◆ Passage du texte

La loi de criminalisation de la colonisation française, signe des difficultés d’Emmanuel Macron dans la relation avec l’Algérie
Avant son premier mandat en 2017, le candidat Emmanuel Macron s’empare de la question algérienne et dénonce la colonisation : « C’est un crime contre l’humanité. C’est une vraie barbarie et cela fait partie de ce passé que nous devons regarder en face, en présentant aussi nos excuses. » Même s’il tempère rapidement son propos, Emmanuel Macron provoque alors la polémique. En 2021, sur sa demande et toujours dans une démarche de réconciliation, l’historien Benjamin Stora publie un rapport sur la mémoire de la colonisation. Le chef de l’État français s’engage alors à des actes symboliques comme la réouverture d’archives.

(Enregistrements issus d'un jeu de données)
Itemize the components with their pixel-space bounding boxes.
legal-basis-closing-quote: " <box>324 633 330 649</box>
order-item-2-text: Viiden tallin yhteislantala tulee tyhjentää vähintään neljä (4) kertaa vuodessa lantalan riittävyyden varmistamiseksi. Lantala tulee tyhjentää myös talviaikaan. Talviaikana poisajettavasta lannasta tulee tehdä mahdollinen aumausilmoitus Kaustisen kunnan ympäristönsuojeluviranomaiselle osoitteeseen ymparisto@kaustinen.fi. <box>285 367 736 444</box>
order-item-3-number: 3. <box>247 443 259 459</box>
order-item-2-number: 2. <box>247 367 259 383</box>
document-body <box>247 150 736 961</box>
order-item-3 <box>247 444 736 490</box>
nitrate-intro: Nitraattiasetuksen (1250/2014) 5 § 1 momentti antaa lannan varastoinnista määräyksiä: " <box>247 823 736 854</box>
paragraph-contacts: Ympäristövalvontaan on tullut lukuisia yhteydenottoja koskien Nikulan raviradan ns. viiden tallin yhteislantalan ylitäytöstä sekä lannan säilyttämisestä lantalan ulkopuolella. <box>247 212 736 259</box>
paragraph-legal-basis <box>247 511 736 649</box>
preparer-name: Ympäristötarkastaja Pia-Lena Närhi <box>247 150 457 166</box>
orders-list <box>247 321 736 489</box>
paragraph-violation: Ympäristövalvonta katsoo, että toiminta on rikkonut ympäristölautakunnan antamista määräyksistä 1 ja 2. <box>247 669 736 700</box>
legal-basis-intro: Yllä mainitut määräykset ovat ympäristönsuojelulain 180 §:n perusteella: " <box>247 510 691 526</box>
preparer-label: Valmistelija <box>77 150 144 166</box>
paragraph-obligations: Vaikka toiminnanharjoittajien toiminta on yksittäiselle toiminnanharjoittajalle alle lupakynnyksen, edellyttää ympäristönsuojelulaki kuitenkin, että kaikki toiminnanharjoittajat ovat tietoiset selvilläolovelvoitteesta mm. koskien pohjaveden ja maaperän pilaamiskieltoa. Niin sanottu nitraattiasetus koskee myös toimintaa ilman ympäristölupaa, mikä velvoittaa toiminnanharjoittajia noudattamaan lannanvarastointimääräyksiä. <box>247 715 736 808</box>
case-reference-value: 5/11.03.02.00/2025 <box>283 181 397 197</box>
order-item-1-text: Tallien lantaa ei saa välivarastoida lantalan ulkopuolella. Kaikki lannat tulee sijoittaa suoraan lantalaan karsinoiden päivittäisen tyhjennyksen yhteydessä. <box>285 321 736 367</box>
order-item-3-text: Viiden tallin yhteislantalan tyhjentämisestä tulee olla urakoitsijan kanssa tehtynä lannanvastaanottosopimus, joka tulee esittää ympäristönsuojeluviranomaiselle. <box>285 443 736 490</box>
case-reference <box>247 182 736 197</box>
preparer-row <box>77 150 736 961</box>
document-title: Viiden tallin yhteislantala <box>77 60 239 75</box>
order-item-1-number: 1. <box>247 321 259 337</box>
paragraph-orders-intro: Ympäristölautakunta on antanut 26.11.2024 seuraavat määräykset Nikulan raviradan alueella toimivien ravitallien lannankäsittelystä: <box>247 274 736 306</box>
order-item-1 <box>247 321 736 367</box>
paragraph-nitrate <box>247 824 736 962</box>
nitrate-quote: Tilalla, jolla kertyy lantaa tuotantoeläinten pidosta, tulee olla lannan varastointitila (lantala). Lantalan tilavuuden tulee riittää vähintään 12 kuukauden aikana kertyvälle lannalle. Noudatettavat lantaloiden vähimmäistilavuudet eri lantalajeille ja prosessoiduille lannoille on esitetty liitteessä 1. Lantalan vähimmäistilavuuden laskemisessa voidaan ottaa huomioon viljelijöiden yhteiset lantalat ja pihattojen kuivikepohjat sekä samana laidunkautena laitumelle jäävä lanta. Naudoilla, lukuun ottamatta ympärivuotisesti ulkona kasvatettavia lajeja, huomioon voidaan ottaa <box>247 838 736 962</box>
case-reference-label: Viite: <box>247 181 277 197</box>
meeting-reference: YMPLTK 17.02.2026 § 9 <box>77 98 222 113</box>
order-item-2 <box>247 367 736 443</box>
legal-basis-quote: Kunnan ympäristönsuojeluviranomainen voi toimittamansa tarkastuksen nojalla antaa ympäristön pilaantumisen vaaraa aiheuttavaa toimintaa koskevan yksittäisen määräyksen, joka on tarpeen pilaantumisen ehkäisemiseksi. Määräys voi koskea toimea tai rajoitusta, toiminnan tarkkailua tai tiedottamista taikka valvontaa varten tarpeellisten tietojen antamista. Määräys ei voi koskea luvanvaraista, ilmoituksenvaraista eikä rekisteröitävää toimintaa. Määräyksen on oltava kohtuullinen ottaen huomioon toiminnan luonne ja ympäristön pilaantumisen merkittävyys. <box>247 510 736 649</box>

◆ À faire
a) Indiquez si chacune des affirmations suivantes concorde avec le texte sur Emmanuel Macron et l'Algérie, en répondant par oui ou non et en citant les mots décisifs du texte : (i) Avant son premier mandat, Emmanuel Macron a qualifié la colonisation de crime contre l'humanité. (ii) Le rapport de Benjamin Stora a paru en 2017. (iii) Le chef de l'État français s'est engagé à rouvrir des archives.
b) Selon le texte sur Emmanuel Macron et l'Algérie, sur quel sujet porte le rapport publié par Benjamin Stora ?
c) Prolongez, s'il vous plaît, le texte sur Emmanuel Macron et l'Algérie à partir de sa dernière phrase.

◆ Réponses aux exercices
a)
(i) Oui : « C’est un crime contre l’humanité. »
(ii) Non : « En 2021, sur sa demande et toujours dans une démarche de réconciliation, l’historien Benjamin Stora publie un rapport sur la mémoire de la colonisation. »
(iii) Oui : « Le chef de l’État français s’engage alors à des actes symboliques comme la réouverture d’archives. »

b) Sur la mémoire de la colonisation.

c)
Reconnaissance de la souveraineté du Maroc sur le Sahara occidental
Un an plus tard, en 2022, le président refuse toute repentance : « Sur la question mémorielle, la question franco-algérienne, nous sommes comme sommés en permanence de choisir. Et il faudrait dire » choisissez la fierté ou la repentance « . Moi, je veux la vérité et la reconnaissance, sinon on n’avancera jamais. » Début 2023, dans une interview, le président de la République affirme finalement que la France n’a pas à s’excuser. Suivra la décision du président français de reconnaître la souveraineté du Maroc sur le Sahara occidental. De quoi refroidir encore un peu plus les relations entre la France et l’Algérie et geler les travaux sur la mémoire.